Objective → In the listing below, start with the line containing "Where is each" and continue through the line containing "- chevron-down-icon: [265, 363, 279, 372]". Give those lines as a JSON list of strings, one string per line, skipping blank lines and leaving out the pictures.

Data for this exercise →
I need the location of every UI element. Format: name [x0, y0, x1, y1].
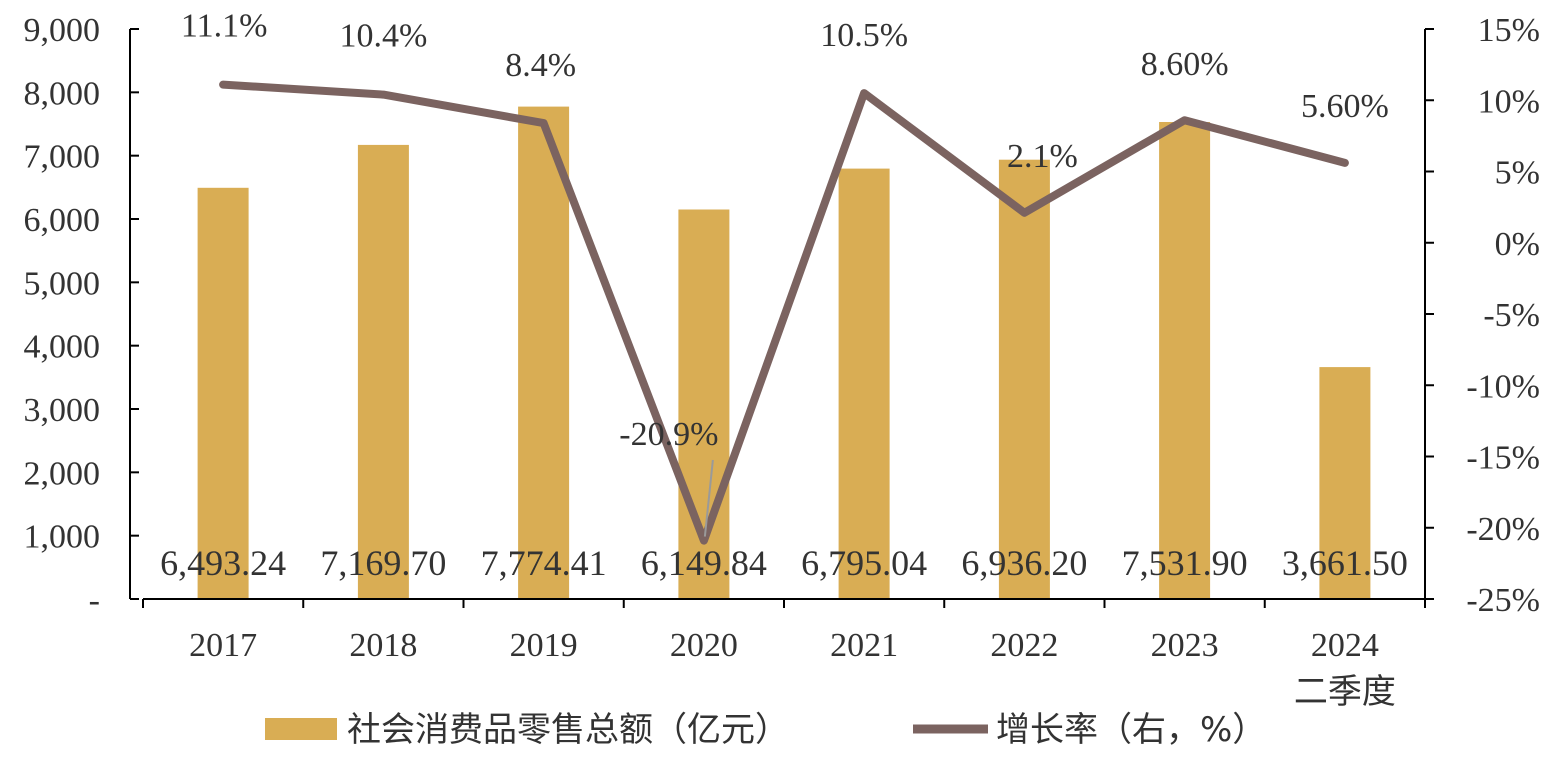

...

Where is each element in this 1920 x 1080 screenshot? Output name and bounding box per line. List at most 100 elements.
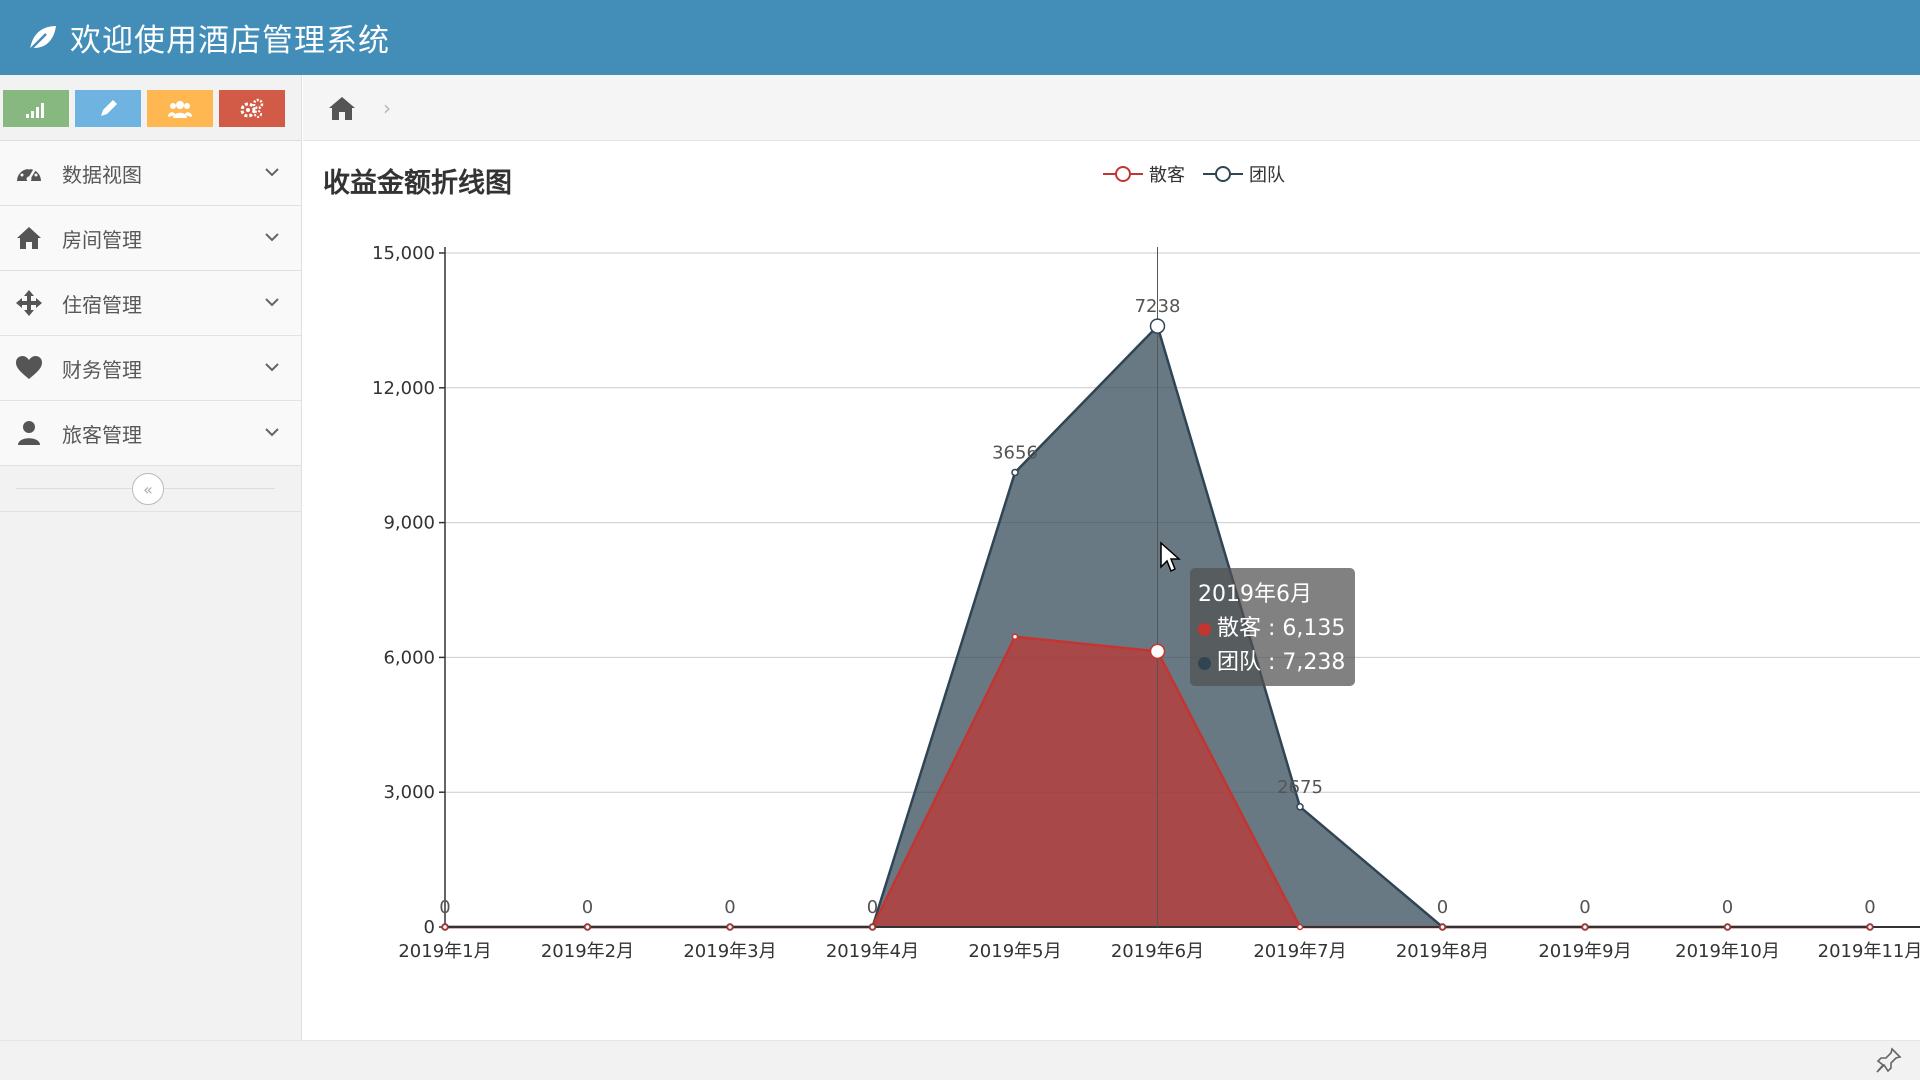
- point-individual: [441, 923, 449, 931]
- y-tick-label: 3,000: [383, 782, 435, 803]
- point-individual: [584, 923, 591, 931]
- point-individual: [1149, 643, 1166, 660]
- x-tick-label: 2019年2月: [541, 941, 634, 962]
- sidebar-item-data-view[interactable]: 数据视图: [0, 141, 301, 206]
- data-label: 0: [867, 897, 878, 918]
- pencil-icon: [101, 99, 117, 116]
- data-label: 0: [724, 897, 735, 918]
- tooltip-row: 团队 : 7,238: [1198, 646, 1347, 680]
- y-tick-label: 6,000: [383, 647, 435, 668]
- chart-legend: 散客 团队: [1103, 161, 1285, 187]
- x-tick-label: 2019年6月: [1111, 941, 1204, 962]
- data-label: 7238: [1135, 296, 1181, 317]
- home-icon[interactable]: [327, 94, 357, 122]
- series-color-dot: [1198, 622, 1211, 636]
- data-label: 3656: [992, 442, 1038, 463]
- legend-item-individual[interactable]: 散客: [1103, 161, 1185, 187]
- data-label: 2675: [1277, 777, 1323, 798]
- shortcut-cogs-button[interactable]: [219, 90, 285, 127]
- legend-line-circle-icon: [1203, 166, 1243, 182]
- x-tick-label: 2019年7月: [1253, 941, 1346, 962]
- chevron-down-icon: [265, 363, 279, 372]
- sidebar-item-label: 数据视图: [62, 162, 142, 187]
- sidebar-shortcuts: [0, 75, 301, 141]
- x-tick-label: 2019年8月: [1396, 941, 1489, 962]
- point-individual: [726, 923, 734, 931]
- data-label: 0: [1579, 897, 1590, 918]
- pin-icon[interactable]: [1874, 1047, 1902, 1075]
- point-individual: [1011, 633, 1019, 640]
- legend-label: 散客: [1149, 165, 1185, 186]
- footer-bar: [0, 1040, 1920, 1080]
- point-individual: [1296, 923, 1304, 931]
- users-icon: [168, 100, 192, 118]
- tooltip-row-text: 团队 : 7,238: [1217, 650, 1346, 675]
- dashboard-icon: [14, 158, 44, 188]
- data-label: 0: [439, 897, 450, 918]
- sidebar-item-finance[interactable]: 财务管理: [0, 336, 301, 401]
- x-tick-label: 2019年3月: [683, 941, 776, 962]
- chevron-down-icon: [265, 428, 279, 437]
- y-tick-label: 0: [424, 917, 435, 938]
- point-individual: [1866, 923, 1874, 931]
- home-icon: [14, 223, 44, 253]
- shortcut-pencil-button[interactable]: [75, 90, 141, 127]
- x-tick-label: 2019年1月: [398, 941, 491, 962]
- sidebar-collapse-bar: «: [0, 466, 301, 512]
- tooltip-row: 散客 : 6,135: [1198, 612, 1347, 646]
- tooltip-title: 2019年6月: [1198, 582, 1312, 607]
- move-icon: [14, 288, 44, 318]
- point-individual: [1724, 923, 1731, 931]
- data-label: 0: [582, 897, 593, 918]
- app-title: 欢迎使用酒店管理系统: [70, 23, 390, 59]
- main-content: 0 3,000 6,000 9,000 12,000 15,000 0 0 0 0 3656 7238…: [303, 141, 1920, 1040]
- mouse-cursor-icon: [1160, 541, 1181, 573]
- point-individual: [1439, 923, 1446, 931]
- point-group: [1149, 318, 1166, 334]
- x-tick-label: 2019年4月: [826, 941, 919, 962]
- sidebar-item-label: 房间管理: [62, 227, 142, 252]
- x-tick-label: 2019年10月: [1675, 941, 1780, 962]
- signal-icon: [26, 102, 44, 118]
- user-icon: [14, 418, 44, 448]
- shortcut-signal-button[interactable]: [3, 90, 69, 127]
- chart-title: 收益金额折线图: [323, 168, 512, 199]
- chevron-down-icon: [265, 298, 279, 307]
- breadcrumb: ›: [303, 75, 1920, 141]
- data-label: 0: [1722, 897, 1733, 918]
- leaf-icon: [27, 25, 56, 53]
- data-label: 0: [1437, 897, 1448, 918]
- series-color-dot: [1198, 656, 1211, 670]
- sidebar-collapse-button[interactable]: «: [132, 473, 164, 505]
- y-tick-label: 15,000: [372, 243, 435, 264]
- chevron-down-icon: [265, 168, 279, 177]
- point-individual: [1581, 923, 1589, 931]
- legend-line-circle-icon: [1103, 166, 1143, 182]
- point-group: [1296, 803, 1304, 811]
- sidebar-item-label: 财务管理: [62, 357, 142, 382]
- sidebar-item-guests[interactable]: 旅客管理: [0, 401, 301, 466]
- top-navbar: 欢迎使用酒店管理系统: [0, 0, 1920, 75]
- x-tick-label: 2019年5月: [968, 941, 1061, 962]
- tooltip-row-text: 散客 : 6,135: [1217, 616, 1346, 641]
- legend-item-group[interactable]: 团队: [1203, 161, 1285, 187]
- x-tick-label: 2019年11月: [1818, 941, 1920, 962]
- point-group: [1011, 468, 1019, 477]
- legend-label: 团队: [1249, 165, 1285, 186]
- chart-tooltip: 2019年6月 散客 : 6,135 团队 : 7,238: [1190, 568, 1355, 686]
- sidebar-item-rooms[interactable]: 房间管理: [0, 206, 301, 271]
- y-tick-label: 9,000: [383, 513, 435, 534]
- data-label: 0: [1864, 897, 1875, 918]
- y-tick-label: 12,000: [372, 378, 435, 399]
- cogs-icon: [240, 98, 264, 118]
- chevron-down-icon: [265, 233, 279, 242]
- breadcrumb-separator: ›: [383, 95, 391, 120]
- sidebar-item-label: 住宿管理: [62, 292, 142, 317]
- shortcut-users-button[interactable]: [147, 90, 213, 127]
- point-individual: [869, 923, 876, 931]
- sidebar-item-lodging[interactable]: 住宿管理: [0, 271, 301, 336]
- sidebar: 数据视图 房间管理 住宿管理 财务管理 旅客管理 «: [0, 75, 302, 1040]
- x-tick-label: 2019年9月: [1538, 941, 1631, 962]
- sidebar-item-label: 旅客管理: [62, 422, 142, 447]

Task output →
[
  "Where is each element in this 1920 x 1080 screenshot? Output name and bounding box per line. List at most 100 elements.",
  "- point-individual: [441, 923, 449, 931]",
  "- y-tick-label: 3,000: [383, 782, 435, 803]",
  "- point-individual: [584, 923, 591, 931]",
  "- point-individual: [1149, 643, 1166, 660]",
  "- x-tick-label: 2019年2月: [541, 941, 634, 962]",
  "- sidebar-item-data-view[interactable]: 数据视图: [0, 141, 301, 206]",
  "- data-label: 0: [867, 897, 878, 918]",
  "- pencil-icon: [101, 99, 117, 116]",
  "- data-label: 0: [724, 897, 735, 918]",
  "- tooltip-row: 团队 : 7,238: [1198, 646, 1347, 680]",
  "- y-tick-label: 6,000: [383, 647, 435, 668]",
  "- chart-legend: 散客 团队: [1103, 161, 1285, 187]",
  "- x-tick-label: 2019年6月: [1111, 941, 1204, 962]",
  "- data-label: 7238: [1135, 296, 1181, 317]",
  "- home-icon[interactable]: [327, 94, 357, 122]",
  "- series-color-dot: [1198, 622, 1211, 636]",
  "- data-label: 3656: [992, 442, 1038, 463]",
  "- legend-item-individual[interactable]: 散客: [1103, 161, 1185, 187]",
  "- data-label: 2675: [1277, 777, 1323, 798]",
  "- shortcut-cogs-button[interactable]: [219, 90, 285, 127]",
  "- legend-line-circle-icon: [1203, 166, 1243, 182]",
  "- x-tick-label: 2019年7月: [1253, 941, 1346, 962]",
  "- chevron-down-icon: [265, 363, 279, 372]"
]